--- TASK MATERIAL ---
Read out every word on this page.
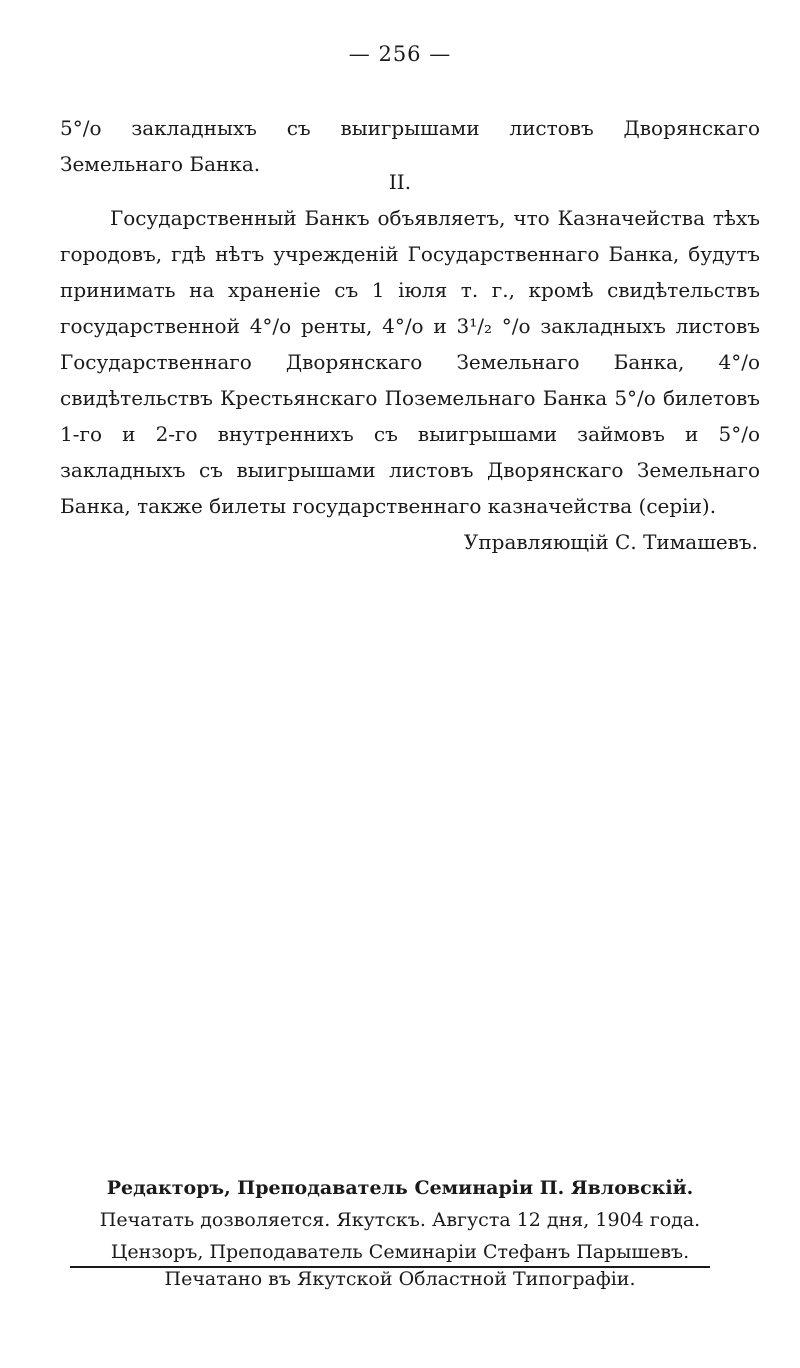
— 256 —

5°/о закладныхъ съ выигрышами листовъ Дворянскаго Земельнаго Банка.

II.

Государственный Банкъ объявляетъ, что Казначейства тѣхъ городовъ, гдѣ нѣтъ учрежденій Государственнаго Банка, будутъ принимать на храненіе съ 1 іюля т. г., кромѣ свидѣтельствъ государственной 4°/о ренты, 4°/о и 3¹/₂ °/о закладныхъ листовъ Государственнаго Дворянскаго Земельнаго Банка, 4°/о свидѣтельствъ Крестьянскаго Поземельнаго Банка 5°/о билетовъ 1-го и 2-го внутреннихъ съ выигрышами займовъ и 5°/о закладныхъ съ выигрышами листовъ Дворянскаго Земельнаго Банка, также билеты государственнаго казначейства (серіи).

Управляющій С. Тимашевъ.
Редакторъ, Преподаватель Семинаріи П. Явловскій.
Печатать дозволяется. Якутскъ. Августа 12 дня, 1904 года.
Цензоръ, Преподаватель Семинаріи Стефанъ Парышевъ.
Печатано въ Якутской Областной Типографіи.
---
Copy each line above precisely, dropping the pictures.

Read out every word on this page.
— 256 —

5°/о закладныхъ съ выигрышами листовъ Дворянскаго Земельнаго Банка.

II.

Государственный Банкъ объявляетъ, что Казначейства тѣхъ городовъ, гдѣ нѣтъ учрежденій Государственнаго Банка, будутъ принимать на храненіе съ 1 іюля т. г., кромѣ свидѣтельствъ государственной 4°/о ренты, 4°/о и 3¹/₂ °/о закладныхъ листовъ Государственнаго Дворянскаго Земельнаго Банка, 4°/о свидѣтельствъ Крестьянскаго Поземельнаго Банка 5°/о билетовъ 1-го и 2-го внутреннихъ съ выигрышами займовъ и 5°/о закладныхъ съ выигрышами листовъ Дворянскаго Земельнаго Банка, также билеты государственнаго казначейства (серіи).

Управляющій С. Тимашевъ.
Редакторъ, Преподаватель Семинаріи П. Явловскій.
Печатать дозволяется. Якутскъ. Августа 12 дня, 1904 года.
Цензоръ, Преподаватель Семинаріи Стефанъ Парышевъ.
Печатано въ Якутской Областной Типографіи.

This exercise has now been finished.